[start RECORDED DATA]

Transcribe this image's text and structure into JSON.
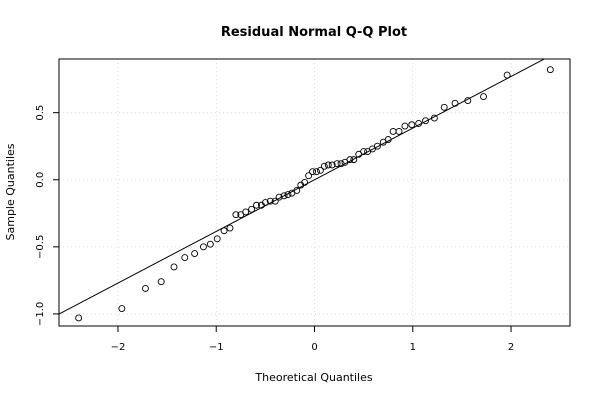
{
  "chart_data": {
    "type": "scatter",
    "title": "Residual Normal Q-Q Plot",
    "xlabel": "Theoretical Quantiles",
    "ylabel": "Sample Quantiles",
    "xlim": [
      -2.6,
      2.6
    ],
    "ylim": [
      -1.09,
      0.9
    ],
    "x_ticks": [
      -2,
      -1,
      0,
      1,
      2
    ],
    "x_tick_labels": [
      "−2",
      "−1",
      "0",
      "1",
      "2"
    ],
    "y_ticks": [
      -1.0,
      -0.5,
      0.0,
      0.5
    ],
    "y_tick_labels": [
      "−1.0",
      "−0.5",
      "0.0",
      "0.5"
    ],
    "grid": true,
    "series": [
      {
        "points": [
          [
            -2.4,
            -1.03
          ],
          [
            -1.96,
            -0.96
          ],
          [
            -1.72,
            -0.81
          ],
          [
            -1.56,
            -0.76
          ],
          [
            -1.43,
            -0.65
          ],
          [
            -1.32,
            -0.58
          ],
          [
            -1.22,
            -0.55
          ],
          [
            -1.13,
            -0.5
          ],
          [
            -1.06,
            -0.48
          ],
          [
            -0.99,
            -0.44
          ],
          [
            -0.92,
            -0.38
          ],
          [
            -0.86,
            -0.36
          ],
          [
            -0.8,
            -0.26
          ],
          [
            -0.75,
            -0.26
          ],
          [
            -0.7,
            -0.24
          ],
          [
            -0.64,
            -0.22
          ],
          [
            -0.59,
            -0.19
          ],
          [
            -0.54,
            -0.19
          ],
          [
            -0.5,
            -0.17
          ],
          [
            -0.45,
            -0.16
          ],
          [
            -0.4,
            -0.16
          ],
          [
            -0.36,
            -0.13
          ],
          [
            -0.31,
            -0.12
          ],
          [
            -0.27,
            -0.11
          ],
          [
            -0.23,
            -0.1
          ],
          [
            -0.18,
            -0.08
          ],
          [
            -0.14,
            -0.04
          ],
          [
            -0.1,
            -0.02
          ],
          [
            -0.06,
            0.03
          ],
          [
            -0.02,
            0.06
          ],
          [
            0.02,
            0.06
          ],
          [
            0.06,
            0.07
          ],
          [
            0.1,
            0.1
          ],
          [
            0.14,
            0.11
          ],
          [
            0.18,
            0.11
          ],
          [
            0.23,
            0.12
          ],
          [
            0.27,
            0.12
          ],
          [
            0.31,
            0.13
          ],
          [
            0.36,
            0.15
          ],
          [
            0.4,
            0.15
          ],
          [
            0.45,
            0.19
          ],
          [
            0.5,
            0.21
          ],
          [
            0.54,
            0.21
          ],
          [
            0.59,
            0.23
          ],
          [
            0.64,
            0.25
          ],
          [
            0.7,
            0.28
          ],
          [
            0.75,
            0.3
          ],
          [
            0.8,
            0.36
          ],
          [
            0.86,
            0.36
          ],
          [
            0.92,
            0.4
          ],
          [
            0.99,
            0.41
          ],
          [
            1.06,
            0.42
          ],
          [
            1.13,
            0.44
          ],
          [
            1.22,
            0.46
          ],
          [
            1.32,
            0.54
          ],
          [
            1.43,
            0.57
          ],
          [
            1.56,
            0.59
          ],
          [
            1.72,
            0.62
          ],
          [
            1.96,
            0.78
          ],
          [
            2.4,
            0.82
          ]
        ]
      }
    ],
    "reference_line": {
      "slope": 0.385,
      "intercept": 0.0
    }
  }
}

[end RECORDED DATA]

> **PROMPT**
Pick out every line above that contains the word "Quantiles" and copy it.

> **ANSWER FOR THE TASK**
    "xlabel": "Theoretical Quantiles",
    "ylabel": "Sample Quantiles",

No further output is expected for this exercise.